▸ ЧТО ТРЕБУЕТСЯ
Продублируйте без изменений фрагмент приведенного ниже текста об Аверченко между словами «Как отмечал современник, Аверченко» и «на Ольшанском кладбище.» включительно.

▸ ТЕКСТ СТРАНИЦЫ

И далее советует вождю: «Сбросьте с себя все эти скучные, сухие обязанности, предоставьте их профессионалам, а сами сделайтесь таким же свободным, вольным человеком, такой же беззаботной птицей, как я… Будем вместе гулять по теплым улицам, разглядывать свежие женские личики, любоваться львами, медведями, есть шашлыки в кавказских погребках и читать великого, мудрого Диккенса — этого доброго обывателя с улыбкой Бога на устах…»

Напрасно Аверченко призывал Ленина отказаться от сумасшедших революционных идей и стать частным человеком. Пришлось Аркадию Тимофеевичу покинуть Россию, устроенный вождями-большевиками «кровавый балаган», и напоследок швырнуть новой власти свой сборник «Дюжину ножей в спину революции».

После «константинопольского зверинца» в июне 1922 года Аверченко поселился в Праге. Здесь он написал свои последние книги «Рассказы циника» и роман «Шутка мецената». Бывший эстет, развлекатель, обличитель мещанства превратился в откровенного циника. Незадолго до смерти Аверченко сетовал: «Какой я теперь русский писатель? Я печатаюсь, главным образом, по-чешски, по-немецки, по-румынски, по-болгарски, по-сербски, устраиваю вечера, выступаю в собственных пьесах, разъезжаю по Европе, как завзятый гастролер».

Как отмечал современник, Аверченко «болел смертельной тоской по России». Ностальгия перешла в настоящую болезнь сердца. Писатель скончался в пражской городской больнице, похоронен на Ольшанском кладбище.

В некрологе Надежда Тэффи писала: «Многие считали Аверченко русским Твеном. Некоторые в свое время предсказывали ему путь Чехова. Но он не Твен и не Чехов. Он русский чистокровный юморист, без надрывов и смеха сквозь слезы. Место его в русской литературе свое собственное, я бы сказала — единственного русского юмориста. Место, оставленное им, наверное, долгие годы будет пустым. Разучились мы смеяться, а новые, идущие на смену, еще не научились».

▸ ПРЕДОСТАВЛЕННЫЕ МАТЕРИАЛЫ
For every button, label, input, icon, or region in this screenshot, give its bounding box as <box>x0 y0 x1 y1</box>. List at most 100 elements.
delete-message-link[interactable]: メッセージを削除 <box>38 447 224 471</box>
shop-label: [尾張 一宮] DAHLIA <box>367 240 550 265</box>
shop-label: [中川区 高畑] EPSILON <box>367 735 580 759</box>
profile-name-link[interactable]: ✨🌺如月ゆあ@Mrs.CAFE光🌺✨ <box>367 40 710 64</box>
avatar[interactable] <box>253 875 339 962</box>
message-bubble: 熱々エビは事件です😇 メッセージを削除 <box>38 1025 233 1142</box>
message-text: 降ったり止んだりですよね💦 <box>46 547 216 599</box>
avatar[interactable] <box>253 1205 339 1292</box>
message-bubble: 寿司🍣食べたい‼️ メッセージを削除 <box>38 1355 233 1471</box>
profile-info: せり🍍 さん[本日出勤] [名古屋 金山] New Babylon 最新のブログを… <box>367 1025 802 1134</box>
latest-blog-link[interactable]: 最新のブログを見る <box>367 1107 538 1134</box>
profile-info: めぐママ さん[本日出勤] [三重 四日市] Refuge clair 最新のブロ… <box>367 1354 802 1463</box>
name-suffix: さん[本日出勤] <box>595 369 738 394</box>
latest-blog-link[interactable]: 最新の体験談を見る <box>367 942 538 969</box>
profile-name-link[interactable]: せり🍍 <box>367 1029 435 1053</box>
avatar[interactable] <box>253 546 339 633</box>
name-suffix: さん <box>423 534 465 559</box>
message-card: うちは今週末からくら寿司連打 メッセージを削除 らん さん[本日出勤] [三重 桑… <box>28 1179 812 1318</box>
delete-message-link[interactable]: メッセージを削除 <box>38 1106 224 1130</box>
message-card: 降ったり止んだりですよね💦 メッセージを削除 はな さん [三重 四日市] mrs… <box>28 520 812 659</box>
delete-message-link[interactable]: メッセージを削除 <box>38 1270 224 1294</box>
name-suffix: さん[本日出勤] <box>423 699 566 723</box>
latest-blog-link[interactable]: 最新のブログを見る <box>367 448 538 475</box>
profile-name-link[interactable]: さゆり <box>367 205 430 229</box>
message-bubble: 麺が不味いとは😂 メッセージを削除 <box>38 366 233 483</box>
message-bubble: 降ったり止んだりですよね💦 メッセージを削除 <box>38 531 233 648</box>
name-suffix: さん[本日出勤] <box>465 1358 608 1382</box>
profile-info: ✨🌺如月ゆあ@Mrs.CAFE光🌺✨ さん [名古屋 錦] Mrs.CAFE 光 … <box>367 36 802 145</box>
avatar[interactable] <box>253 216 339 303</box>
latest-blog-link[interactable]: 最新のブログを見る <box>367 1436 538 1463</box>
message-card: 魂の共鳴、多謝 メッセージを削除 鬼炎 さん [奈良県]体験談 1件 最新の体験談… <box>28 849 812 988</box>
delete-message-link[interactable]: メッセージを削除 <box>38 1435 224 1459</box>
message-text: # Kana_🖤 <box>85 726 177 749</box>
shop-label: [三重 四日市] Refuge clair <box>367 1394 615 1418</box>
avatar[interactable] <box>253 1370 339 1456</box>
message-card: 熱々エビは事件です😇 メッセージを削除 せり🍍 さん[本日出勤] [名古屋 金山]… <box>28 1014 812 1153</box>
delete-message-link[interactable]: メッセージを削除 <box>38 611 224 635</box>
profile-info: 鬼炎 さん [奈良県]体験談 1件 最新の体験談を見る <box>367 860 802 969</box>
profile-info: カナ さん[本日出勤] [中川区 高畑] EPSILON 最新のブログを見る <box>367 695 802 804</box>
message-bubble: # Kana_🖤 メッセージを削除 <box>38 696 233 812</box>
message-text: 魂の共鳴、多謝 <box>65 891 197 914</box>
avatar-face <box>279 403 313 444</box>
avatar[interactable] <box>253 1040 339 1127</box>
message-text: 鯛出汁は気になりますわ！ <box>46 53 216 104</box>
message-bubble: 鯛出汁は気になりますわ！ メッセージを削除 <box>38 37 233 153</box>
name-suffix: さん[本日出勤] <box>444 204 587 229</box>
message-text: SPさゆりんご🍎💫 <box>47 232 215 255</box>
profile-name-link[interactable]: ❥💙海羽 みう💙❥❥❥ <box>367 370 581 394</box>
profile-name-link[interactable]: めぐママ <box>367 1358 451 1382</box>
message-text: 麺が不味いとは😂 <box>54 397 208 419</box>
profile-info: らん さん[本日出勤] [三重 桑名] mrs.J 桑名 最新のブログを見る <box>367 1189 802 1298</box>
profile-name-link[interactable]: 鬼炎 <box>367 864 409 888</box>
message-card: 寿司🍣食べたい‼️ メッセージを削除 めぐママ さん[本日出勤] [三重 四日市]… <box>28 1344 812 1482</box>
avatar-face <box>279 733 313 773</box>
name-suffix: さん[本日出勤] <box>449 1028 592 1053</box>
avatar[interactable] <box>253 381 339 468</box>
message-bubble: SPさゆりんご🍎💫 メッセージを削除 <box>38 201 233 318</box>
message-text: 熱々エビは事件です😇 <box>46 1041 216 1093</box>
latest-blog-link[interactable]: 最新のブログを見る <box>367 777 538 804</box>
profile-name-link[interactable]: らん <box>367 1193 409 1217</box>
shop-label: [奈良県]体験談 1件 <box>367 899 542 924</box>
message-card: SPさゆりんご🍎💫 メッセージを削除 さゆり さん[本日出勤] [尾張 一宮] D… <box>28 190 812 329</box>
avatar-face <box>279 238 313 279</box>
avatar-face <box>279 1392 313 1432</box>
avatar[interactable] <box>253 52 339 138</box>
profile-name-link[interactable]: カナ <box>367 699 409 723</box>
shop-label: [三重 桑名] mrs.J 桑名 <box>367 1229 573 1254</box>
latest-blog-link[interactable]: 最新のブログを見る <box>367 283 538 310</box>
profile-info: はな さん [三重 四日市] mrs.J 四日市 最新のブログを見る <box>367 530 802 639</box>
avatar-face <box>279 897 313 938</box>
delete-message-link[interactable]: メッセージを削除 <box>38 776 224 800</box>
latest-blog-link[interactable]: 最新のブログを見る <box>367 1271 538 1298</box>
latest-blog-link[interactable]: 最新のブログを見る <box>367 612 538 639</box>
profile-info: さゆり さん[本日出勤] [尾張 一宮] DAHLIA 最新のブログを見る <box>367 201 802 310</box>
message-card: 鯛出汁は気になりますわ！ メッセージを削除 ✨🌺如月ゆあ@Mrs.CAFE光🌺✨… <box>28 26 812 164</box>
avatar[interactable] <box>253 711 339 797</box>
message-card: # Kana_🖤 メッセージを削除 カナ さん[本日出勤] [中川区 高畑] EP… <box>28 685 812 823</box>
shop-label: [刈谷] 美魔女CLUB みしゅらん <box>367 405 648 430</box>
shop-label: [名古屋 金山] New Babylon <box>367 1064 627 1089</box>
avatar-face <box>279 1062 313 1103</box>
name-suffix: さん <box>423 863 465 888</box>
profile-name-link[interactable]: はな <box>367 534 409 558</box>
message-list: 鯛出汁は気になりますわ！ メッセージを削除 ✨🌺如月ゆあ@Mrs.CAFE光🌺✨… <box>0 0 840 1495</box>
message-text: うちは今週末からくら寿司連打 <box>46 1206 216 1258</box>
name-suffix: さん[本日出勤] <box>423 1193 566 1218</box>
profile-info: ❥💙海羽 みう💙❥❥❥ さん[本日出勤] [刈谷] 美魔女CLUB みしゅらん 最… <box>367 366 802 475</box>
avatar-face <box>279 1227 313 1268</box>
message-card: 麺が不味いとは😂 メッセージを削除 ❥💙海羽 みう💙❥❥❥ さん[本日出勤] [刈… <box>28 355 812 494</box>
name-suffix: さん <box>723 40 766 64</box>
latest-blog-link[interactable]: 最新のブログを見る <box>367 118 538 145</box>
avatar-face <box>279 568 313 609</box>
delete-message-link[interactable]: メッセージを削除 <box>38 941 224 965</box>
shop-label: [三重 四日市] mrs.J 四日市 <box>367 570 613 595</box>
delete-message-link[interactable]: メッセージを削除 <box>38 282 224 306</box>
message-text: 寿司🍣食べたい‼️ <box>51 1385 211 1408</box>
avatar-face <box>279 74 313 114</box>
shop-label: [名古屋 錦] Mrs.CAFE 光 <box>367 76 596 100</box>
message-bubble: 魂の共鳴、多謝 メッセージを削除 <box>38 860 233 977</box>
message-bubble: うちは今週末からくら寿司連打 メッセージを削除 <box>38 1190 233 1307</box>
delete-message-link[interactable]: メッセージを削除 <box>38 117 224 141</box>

▸ РЕШЕНИЕ ЗАДАНИЯ
Как отмечал современник, Аверченко «болел смертельной тоской по России». Ностальгия перешла в настоящую болезнь сердца. Писатель скончался в пражской городской больнице, похоронен на Ольшанском кладбище.